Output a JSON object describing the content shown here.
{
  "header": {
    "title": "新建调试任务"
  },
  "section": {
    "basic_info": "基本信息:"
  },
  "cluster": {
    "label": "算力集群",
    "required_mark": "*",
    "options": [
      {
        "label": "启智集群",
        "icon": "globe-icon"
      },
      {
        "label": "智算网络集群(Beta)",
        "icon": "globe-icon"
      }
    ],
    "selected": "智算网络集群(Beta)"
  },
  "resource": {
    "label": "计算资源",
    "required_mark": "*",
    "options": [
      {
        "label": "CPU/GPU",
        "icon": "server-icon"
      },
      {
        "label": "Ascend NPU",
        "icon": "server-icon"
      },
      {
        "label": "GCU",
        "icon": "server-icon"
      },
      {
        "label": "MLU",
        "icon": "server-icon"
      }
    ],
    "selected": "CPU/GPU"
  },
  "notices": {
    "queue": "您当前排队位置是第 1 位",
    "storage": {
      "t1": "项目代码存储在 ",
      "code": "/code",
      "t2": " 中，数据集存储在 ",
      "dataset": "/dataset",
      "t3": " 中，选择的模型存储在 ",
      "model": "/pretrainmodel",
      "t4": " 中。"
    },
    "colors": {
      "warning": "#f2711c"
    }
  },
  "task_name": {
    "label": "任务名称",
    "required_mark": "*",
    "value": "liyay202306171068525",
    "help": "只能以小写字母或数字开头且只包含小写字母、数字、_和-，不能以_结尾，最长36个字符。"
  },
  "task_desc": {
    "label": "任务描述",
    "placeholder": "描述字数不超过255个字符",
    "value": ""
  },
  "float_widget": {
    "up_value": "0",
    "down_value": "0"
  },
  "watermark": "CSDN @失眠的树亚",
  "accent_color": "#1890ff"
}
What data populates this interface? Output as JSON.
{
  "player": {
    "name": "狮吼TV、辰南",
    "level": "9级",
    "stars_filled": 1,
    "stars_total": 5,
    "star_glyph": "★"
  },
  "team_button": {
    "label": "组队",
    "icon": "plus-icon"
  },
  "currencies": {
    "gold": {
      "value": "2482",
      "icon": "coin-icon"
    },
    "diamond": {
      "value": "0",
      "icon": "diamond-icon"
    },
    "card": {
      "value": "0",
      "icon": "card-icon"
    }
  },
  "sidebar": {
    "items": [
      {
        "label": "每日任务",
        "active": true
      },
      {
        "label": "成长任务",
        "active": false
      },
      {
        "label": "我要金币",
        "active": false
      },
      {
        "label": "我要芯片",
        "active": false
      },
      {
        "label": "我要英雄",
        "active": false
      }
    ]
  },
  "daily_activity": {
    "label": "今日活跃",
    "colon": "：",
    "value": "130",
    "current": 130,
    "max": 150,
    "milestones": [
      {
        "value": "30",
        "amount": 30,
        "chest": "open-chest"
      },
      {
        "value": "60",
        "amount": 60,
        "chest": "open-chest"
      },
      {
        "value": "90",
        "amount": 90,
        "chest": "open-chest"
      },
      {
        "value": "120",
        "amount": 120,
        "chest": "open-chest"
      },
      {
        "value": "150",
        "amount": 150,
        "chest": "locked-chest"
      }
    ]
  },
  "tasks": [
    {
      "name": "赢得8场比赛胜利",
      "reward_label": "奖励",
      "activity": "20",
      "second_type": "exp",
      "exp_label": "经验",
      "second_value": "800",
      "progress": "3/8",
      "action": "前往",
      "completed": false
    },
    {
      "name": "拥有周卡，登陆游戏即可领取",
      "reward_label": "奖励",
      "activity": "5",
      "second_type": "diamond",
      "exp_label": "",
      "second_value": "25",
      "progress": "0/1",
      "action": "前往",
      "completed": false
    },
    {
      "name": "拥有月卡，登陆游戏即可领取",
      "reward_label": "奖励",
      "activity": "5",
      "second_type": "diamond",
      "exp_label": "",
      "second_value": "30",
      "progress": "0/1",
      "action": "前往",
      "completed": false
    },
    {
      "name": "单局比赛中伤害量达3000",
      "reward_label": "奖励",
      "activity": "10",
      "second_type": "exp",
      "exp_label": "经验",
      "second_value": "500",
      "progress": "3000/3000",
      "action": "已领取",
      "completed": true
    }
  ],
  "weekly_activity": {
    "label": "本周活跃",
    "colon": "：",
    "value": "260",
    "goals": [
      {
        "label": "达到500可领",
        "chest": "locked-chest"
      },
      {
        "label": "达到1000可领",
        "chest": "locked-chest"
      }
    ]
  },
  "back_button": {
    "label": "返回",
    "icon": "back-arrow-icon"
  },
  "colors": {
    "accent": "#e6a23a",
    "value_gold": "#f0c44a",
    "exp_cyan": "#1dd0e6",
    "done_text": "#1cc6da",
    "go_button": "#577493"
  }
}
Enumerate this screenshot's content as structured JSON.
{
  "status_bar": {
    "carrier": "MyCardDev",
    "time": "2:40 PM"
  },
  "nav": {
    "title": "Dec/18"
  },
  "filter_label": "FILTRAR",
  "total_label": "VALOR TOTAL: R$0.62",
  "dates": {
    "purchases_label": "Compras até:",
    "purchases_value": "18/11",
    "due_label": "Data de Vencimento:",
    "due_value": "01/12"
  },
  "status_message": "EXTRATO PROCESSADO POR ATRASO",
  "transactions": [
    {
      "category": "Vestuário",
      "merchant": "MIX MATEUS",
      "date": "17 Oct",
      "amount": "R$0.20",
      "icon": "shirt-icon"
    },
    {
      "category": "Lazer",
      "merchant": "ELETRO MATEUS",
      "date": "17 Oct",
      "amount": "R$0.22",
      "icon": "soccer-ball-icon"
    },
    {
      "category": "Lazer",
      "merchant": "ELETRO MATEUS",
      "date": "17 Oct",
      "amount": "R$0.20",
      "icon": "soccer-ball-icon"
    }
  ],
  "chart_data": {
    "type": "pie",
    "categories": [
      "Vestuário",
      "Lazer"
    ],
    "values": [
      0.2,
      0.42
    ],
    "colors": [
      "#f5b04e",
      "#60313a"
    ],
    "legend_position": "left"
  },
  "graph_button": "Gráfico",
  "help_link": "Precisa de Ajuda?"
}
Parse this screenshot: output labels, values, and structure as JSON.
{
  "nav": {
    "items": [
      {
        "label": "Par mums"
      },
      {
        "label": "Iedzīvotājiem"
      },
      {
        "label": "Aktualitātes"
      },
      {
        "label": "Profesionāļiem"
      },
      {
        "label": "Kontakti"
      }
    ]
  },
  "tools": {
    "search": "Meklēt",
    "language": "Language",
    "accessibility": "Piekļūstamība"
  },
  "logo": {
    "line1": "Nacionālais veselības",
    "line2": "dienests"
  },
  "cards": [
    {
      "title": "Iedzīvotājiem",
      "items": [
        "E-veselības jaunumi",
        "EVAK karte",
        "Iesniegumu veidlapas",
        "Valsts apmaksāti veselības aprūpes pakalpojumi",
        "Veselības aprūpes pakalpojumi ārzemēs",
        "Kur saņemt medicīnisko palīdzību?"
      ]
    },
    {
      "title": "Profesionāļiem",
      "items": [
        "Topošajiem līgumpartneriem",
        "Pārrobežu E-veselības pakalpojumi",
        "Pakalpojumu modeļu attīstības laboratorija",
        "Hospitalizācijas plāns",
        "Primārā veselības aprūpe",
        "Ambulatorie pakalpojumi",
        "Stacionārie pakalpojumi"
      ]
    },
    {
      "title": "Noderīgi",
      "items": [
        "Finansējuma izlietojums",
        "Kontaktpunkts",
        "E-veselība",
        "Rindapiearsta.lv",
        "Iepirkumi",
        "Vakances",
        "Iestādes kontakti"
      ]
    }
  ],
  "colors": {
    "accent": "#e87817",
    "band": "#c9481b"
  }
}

====

What the exercise asks »
Write out all the data again, exactly as it appears.

Answer to the exercise »
Output a JSON object describing the content shown here.
{
  "header": {
    "title": "新建调试任务"
  },
  "section": {
    "basic_info": "基本信息:"
  },
  "cluster": {
    "label": "算力集群",
    "required_mark": "*",
    "options": [
      {
        "label": "启智集群",
        "icon": "globe-icon"
      },
      {
        "label": "智算网络集群(Beta)",
        "icon": "globe-icon"
      }
    ],
    "selected": "智算网络集群(Beta)"
  },
  "resource": {
    "label": "计算资源",
    "required_mark": "*",
    "options": [
      {
        "label": "CPU/GPU",
        "icon": "server-icon"
      },
      {
        "label": "Ascend NPU",
        "icon": "server-icon"
      },
      {
        "label": "GCU",
        "icon": "server-icon"
      },
      {
        "label": "MLU",
        "icon": "server-icon"
      }
    ],
    "selected": "CPU/GPU"
  },
  "notices": {
    "queue": "您当前排队位置是第 1 位",
    "storage": {
      "t1": "项目代码存储在 ",
      "code": "/code",
      "t2": " 中，数据集存储在 ",
      "dataset": "/dataset",
      "t3": " 中，选择的模型存储在 ",
      "model": "/pretrainmodel",
      "t4": " 中。"
    },
    "colors": {
      "warning": "#f2711c"
    }
  },
  "task_name": {
    "label": "任务名称",
    "required_mark": "*",
    "value": "liyay202306171068525",
    "help": "只能以小写字母或数字开头且只包含小写字母、数字、_和-，不能以_结尾，最长36个字符。"
  },
  "task_desc": {
    "label": "任务描述",
    "placeholder": "描述字数不超过255个字符",
    "value": ""
  },
  "float_widget": {
    "up_value": "0",
    "down_value": "0"
  },
  "watermark": "CSDN @失眠的树亚",
  "accent_color": "#1890ff"
}
What data populates this interface? Output as JSON.
{
  "player": {
    "name": "狮吼TV、辰南",
    "level": "9级",
    "stars_filled": 1,
    "stars_total": 5,
    "star_glyph": "★"
  },
  "team_button": {
    "label": "组队",
    "icon": "plus-icon"
  },
  "currencies": {
    "gold": {
      "value": "2482",
      "icon": "coin-icon"
    },
    "diamond": {
      "value": "0",
      "icon": "diamond-icon"
    },
    "card": {
      "value": "0",
      "icon": "card-icon"
    }
  },
  "sidebar": {
    "items": [
      {
        "label": "每日任务",
        "active": true
      },
      {
        "label": "成长任务",
        "active": false
      },
      {
        "label": "我要金币",
        "active": false
      },
      {
        "label": "我要芯片",
        "active": false
      },
      {
        "label": "我要英雄",
        "active": false
      }
    ]
  },
  "daily_activity": {
    "label": "今日活跃",
    "colon": "：",
    "value": "130",
    "current": 130,
    "max": 150,
    "milestones": [
      {
        "value": "30",
        "amount": 30,
        "chest": "open-chest"
      },
      {
        "value": "60",
        "amount": 60,
        "chest": "open-chest"
      },
      {
        "value": "90",
        "amount": 90,
        "chest": "open-chest"
      },
      {
        "value": "120",
        "amount": 120,
        "chest": "open-chest"
      },
      {
        "value": "150",
        "amount": 150,
        "chest": "locked-chest"
      }
    ]
  },
  "tasks": [
    {
      "name": "赢得8场比赛胜利",
      "reward_label": "奖励",
      "activity": "20",
      "second_type": "exp",
      "exp_label": "经验",
      "second_value": "800",
      "progress": "3/8",
      "action": "前往",
      "completed": false
    },
    {
      "name": "拥有周卡，登陆游戏即可领取",
      "reward_label": "奖励",
      "activity": "5",
      "second_type": "diamond",
      "exp_label": "",
      "second_value": "25",
      "progress": "0/1",
      "action": "前往",
      "completed": false
    },
    {
      "name": "拥有月卡，登陆游戏即可领取",
      "reward_label": "奖励",
      "activity": "5",
      "second_type": "diamond",
      "exp_label": "",
      "second_value": "30",
      "progress": "0/1",
      "action": "前往",
      "completed": false
    },
    {
      "name": "单局比赛中伤害量达3000",
      "reward_label": "奖励",
      "activity": "10",
      "second_type": "exp",
      "exp_label": "经验",
      "second_value": "500",
      "progress": "3000/3000",
      "action": "已领取",
      "completed": true
    }
  ],
  "weekly_activity": {
    "label": "本周活跃",
    "colon": "：",
    "value": "260",
    "goals": [
      {
        "label": "达到500可领",
        "chest": "locked-chest"
      },
      {
        "label": "达到1000可领",
        "chest": "locked-chest"
      }
    ]
  },
  "back_button": {
    "label": "返回",
    "icon": "back-arrow-icon"
  },
  "colors": {
    "accent": "#e6a23a",
    "value_gold": "#f0c44a",
    "exp_cyan": "#1dd0e6",
    "done_text": "#1cc6da",
    "go_button": "#577493"
  }
}
Enumerate this screenshot's content as structured JSON.
{
  "status_bar": {
    "carrier": "MyCardDev",
    "time": "2:40 PM"
  },
  "nav": {
    "title": "Dec/18"
  },
  "filter_label": "FILTRAR",
  "total_label": "VALOR TOTAL: R$0.62",
  "dates": {
    "purchases_label": "Compras até:",
    "purchases_value": "18/11",
    "due_label": "Data de Vencimento:",
    "due_value": "01/12"
  },
  "status_message": "EXTRATO PROCESSADO POR ATRASO",
  "transactions": [
    {
      "category": "Vestuário",
      "merchant": "MIX MATEUS",
      "date": "17 Oct",
      "amount": "R$0.20",
      "icon": "shirt-icon"
    },
    {
      "category": "Lazer",
      "merchant": "ELETRO MATEUS",
      "date": "17 Oct",
      "amount": "R$0.22",
      "icon": "soccer-ball-icon"
    },
    {
      "category": "Lazer",
      "merchant": "ELETRO MATEUS",
      "date": "17 Oct",
      "amount": "R$0.20",
      "icon": "soccer-ball-icon"
    }
  ],
  "chart_data": {
    "type": "pie",
    "categories": [
      "Vestuário",
      "Lazer"
    ],
    "values": [
      0.2,
      0.42
    ],
    "colors": [
      "#f5b04e",
      "#60313a"
    ],
    "legend_position": "left"
  },
  "graph_button": "Gráfico",
  "help_link": "Precisa de Ajuda?"
}
Parse this screenshot: output labels, values, and structure as JSON.
{
  "nav": {
    "items": [
      {
        "label": "Par mums"
      },
      {
        "label": "Iedzīvotājiem"
      },
      {
        "label": "Aktualitātes"
      },
      {
        "label": "Profesionāļiem"
      },
      {
        "label": "Kontakti"
      }
    ]
  },
  "tools": {
    "search": "Meklēt",
    "language": "Language",
    "accessibility": "Piekļūstamība"
  },
  "logo": {
    "line1": "Nacionālais veselības",
    "line2": "dienests"
  },
  "cards": [
    {
      "title": "Iedzīvotājiem",
      "items": [
        "E-veselības jaunumi",
        "EVAK karte",
        "Iesniegumu veidlapas",
        "Valsts apmaksāti veselības aprūpes pakalpojumi",
        "Veselības aprūpes pakalpojumi ārzemēs",
        "Kur saņemt medicīnisko palīdzību?"
      ]
    },
    {
      "title": "Profesionāļiem",
      "items": [
        "Topošajiem līgumpartneriem",
        "Pārrobežu E-veselības pakalpojumi",
        "Pakalpojumu modeļu attīstības laboratorija",
        "Hospitalizācijas plāns",
        "Primārā veselības aprūpe",
        "Ambulatorie pakalpojumi",
        "Stacionārie pakalpojumi"
      ]
    },
    {
      "title": "Noderīgi",
      "items": [
        "Finansējuma izlietojums",
        "Kontaktpunkts",
        "E-veselība",
        "Rindapiearsta.lv",
        "Iepirkumi",
        "Vakances",
        "Iestādes kontakti"
      ]
    }
  ],
  "colors": {
    "accent": "#e87817",
    "band": "#c9481b"
  }
}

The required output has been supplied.